DIRECTION — Return all the data, word for word.

════════════════

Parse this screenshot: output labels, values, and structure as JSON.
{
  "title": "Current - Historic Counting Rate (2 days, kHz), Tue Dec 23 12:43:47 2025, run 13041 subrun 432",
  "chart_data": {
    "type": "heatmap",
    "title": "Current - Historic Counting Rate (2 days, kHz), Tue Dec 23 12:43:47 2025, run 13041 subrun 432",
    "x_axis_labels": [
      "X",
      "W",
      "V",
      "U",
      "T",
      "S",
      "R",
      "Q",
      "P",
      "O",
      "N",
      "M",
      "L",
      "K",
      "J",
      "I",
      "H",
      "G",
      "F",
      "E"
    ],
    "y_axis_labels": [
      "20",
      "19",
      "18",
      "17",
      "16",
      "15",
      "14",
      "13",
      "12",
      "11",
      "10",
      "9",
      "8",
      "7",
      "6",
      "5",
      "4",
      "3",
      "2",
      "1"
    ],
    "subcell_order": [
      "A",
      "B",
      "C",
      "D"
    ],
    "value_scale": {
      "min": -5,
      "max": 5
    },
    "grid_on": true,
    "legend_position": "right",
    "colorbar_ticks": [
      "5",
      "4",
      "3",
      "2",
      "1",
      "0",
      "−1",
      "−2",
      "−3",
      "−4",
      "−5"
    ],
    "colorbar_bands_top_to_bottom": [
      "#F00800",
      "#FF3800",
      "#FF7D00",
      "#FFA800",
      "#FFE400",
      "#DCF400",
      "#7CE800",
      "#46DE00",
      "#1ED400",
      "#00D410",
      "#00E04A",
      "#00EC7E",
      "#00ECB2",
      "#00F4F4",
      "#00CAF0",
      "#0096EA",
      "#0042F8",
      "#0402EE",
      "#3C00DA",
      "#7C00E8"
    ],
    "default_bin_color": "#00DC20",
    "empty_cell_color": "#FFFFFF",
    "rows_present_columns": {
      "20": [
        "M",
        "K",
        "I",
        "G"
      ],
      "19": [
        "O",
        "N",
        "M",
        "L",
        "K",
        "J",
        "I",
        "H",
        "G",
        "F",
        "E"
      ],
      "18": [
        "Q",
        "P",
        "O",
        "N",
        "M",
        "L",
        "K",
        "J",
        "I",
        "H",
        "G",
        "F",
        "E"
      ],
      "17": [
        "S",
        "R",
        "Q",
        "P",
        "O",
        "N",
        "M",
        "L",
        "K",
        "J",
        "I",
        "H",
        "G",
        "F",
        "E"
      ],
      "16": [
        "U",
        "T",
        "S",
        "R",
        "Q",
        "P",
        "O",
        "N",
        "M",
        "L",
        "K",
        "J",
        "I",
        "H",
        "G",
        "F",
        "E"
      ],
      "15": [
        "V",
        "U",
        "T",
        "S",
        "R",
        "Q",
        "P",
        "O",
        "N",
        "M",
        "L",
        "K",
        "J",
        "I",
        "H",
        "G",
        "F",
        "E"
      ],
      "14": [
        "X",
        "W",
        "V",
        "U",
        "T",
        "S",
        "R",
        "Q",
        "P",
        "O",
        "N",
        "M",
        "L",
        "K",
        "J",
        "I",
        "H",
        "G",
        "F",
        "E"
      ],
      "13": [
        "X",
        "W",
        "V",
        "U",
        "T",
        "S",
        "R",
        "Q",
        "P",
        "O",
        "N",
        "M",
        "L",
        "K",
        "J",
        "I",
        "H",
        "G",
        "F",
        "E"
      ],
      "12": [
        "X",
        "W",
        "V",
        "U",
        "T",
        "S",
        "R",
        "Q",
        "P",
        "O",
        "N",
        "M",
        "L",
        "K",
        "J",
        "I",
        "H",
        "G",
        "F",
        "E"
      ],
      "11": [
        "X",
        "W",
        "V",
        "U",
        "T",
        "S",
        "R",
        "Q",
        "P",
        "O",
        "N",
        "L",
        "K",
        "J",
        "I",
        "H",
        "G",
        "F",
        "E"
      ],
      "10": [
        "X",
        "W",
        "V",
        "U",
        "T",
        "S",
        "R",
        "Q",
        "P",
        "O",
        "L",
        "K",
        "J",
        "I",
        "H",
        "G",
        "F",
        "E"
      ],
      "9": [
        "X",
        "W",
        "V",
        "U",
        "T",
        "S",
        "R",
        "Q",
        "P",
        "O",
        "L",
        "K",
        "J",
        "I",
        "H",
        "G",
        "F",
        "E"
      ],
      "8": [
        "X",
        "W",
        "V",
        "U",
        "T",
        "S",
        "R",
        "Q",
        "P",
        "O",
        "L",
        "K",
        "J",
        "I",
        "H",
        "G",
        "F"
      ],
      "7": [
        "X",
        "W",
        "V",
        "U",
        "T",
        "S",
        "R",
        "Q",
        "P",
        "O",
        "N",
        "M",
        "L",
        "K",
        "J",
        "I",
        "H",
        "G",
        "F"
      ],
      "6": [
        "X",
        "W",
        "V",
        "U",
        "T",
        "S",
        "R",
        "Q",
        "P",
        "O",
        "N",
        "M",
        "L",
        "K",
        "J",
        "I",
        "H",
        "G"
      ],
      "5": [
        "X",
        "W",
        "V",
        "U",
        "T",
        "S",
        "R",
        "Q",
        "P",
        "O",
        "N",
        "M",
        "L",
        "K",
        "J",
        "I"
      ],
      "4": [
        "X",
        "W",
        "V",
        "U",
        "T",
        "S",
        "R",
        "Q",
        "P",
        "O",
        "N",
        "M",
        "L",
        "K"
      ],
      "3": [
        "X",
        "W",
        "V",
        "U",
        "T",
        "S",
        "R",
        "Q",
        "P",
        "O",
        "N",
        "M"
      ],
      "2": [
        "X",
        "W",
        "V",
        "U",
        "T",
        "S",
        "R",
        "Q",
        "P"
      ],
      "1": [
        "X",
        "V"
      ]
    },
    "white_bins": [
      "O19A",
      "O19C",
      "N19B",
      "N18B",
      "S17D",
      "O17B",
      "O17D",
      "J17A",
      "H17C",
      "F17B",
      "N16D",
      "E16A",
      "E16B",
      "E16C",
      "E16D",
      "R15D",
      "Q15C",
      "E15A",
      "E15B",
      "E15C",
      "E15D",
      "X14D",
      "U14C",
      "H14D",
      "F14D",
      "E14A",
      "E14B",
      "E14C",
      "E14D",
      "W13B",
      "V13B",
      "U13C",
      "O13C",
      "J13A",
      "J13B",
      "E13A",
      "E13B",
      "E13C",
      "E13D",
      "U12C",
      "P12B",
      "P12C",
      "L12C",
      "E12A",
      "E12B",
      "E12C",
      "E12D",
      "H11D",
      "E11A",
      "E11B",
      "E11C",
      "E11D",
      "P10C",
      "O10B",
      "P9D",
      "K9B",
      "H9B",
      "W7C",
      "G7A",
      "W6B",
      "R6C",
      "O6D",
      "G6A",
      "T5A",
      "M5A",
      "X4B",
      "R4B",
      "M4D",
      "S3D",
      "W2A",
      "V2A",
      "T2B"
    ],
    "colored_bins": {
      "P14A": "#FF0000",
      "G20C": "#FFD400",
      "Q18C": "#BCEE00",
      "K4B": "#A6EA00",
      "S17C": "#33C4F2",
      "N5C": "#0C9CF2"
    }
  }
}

════════════════

PROBLEM SOLUTION —
Parse this screenshot: output labels, values, and structure as JSON.
{
  "title": "Current - Historic Counting Rate (2 days, kHz), Tue Dec 23 12:43:47 2025, run 13041 subrun 432",
  "chart_data": {
    "type": "heatmap",
    "title": "Current - Historic Counting Rate (2 days, kHz), Tue Dec 23 12:43:47 2025, run 13041 subrun 432",
    "x_axis_labels": [
      "X",
      "W",
      "V",
      "U",
      "T",
      "S",
      "R",
      "Q",
      "P",
      "O",
      "N",
      "M",
      "L",
      "K",
      "J",
      "I",
      "H",
      "G",
      "F",
      "E"
    ],
    "y_axis_labels": [
      "20",
      "19",
      "18",
      "17",
      "16",
      "15",
      "14",
      "13",
      "12",
      "11",
      "10",
      "9",
      "8",
      "7",
      "6",
      "5",
      "4",
      "3",
      "2",
      "1"
    ],
    "subcell_order": [
      "A",
      "B",
      "C",
      "D"
    ],
    "value_scale": {
      "min": -5,
      "max": 5
    },
    "grid_on": true,
    "legend_position": "right",
    "colorbar_ticks": [
      "5",
      "4",
      "3",
      "2",
      "1",
      "0",
      "−1",
      "−2",
      "−3",
      "−4",
      "−5"
    ],
    "colorbar_bands_top_to_bottom": [
      "#F00800",
      "#FF3800",
      "#FF7D00",
      "#FFA800",
      "#FFE400",
      "#DCF400",
      "#7CE800",
      "#46DE00",
      "#1ED400",
      "#00D410",
      "#00E04A",
      "#00EC7E",
      "#00ECB2",
      "#00F4F4",
      "#00CAF0",
      "#0096EA",
      "#0042F8",
      "#0402EE",
      "#3C00DA",
      "#7C00E8"
    ],
    "default_bin_color": "#00DC20",
    "empty_cell_color": "#FFFFFF",
    "rows_present_columns": {
      "20": [
        "M",
        "K",
        "I",
        "G"
      ],
      "19": [
        "O",
        "N",
        "M",
        "L",
        "K",
        "J",
        "I",
        "H",
        "G",
        "F",
        "E"
      ],
      "18": [
        "Q",
        "P",
        "O",
        "N",
        "M",
        "L",
        "K",
        "J",
        "I",
        "H",
        "G",
        "F",
        "E"
      ],
      "17": [
        "S",
        "R",
        "Q",
        "P",
        "O",
        "N",
        "M",
        "L",
        "K",
        "J",
        "I",
        "H",
        "G",
        "F",
        "E"
      ],
      "16": [
        "U",
        "T",
        "S",
        "R",
        "Q",
        "P",
        "O",
        "N",
        "M",
        "L",
        "K",
        "J",
        "I",
        "H",
        "G",
        "F",
        "E"
      ],
      "15": [
        "V",
        "U",
        "T",
        "S",
        "R",
        "Q",
        "P",
        "O",
        "N",
        "M",
        "L",
        "K",
        "J",
        "I",
        "H",
        "G",
        "F",
        "E"
      ],
      "14": [
        "X",
        "W",
        "V",
        "U",
        "T",
        "S",
        "R",
        "Q",
        "P",
        "O",
        "N",
        "M",
        "L",
        "K",
        "J",
        "I",
        "H",
        "G",
        "F",
        "E"
      ],
      "13": [
        "X",
        "W",
        "V",
        "U",
        "T",
        "S",
        "R",
        "Q",
        "P",
        "O",
        "N",
        "M",
        "L",
        "K",
        "J",
        "I",
        "H",
        "G",
        "F",
        "E"
      ],
      "12": [
        "X",
        "W",
        "V",
        "U",
        "T",
        "S",
        "R",
        "Q",
        "P",
        "O",
        "N",
        "M",
        "L",
        "K",
        "J",
        "I",
        "H",
        "G",
        "F",
        "E"
      ],
      "11": [
        "X",
        "W",
        "V",
        "U",
        "T",
        "S",
        "R",
        "Q",
        "P",
        "O",
        "N",
        "L",
        "K",
        "J",
        "I",
        "H",
        "G",
        "F",
        "E"
      ],
      "10": [
        "X",
        "W",
        "V",
        "U",
        "T",
        "S",
        "R",
        "Q",
        "P",
        "O",
        "L",
        "K",
        "J",
        "I",
        "H",
        "G",
        "F",
        "E"
      ],
      "9": [
        "X",
        "W",
        "V",
        "U",
        "T",
        "S",
        "R",
        "Q",
        "P",
        "O",
        "L",
        "K",
        "J",
        "I",
        "H",
        "G",
        "F",
        "E"
      ],
      "8": [
        "X",
        "W",
        "V",
        "U",
        "T",
        "S",
        "R",
        "Q",
        "P",
        "O",
        "L",
        "K",
        "J",
        "I",
        "H",
        "G",
        "F"
      ],
      "7": [
        "X",
        "W",
        "V",
        "U",
        "T",
        "S",
        "R",
        "Q",
        "P",
        "O",
        "N",
        "M",
        "L",
        "K",
        "J",
        "I",
        "H",
        "G",
        "F"
      ],
      "6": [
        "X",
        "W",
        "V",
        "U",
        "T",
        "S",
        "R",
        "Q",
        "P",
        "O",
        "N",
        "M",
        "L",
        "K",
        "J",
        "I",
        "H",
        "G"
      ],
      "5": [
        "X",
        "W",
        "V",
        "U",
        "T",
        "S",
        "R",
        "Q",
        "P",
        "O",
        "N",
        "M",
        "L",
        "K",
        "J",
        "I"
      ],
      "4": [
        "X",
        "W",
        "V",
        "U",
        "T",
        "S",
        "R",
        "Q",
        "P",
        "O",
        "N",
        "M",
        "L",
        "K"
      ],
      "3": [
        "X",
        "W",
        "V",
        "U",
        "T",
        "S",
        "R",
        "Q",
        "P",
        "O",
        "N",
        "M"
      ],
      "2": [
        "X",
        "W",
        "V",
        "U",
        "T",
        "S",
        "R",
        "Q",
        "P"
      ],
      "1": [
        "X",
        "V"
      ]
    },
    "white_bins": [
      "O19A",
      "O19C",
      "N19B",
      "N18B",
      "S17D",
      "O17B",
      "O17D",
      "J17A",
      "H17C",
      "F17B",
      "N16D",
      "E16A",
      "E16B",
      "E16C",
      "E16D",
      "R15D",
      "Q15C",
      "E15A",
      "E15B",
      "E15C",
      "E15D",
      "X14D",
      "U14C",
      "H14D",
      "F14D",
      "E14A",
      "E14B",
      "E14C",
      "E14D",
      "W13B",
      "V13B",
      "U13C",
      "O13C",
      "J13A",
      "J13B",
      "E13A",
      "E13B",
      "E13C",
      "E13D",
      "U12C",
      "P12B",
      "P12C",
      "L12C",
      "E12A",
      "E12B",
      "E12C",
      "E12D",
      "H11D",
      "E11A",
      "E11B",
      "E11C",
      "E11D",
      "P10C",
      "O10B",
      "P9D",
      "K9B",
      "H9B",
      "W7C",
      "G7A",
      "W6B",
      "R6C",
      "O6D",
      "G6A",
      "T5A",
      "M5A",
      "X4B",
      "R4B",
      "M4D",
      "S3D",
      "W2A",
      "V2A",
      "T2B"
    ],
    "colored_bins": {
      "P14A": "#FF0000",
      "G20C": "#FFD400",
      "Q18C": "#BCEE00",
      "K4B": "#A6EA00",
      "S17C": "#33C4F2",
      "N5C": "#0C9CF2"
    }
  }
}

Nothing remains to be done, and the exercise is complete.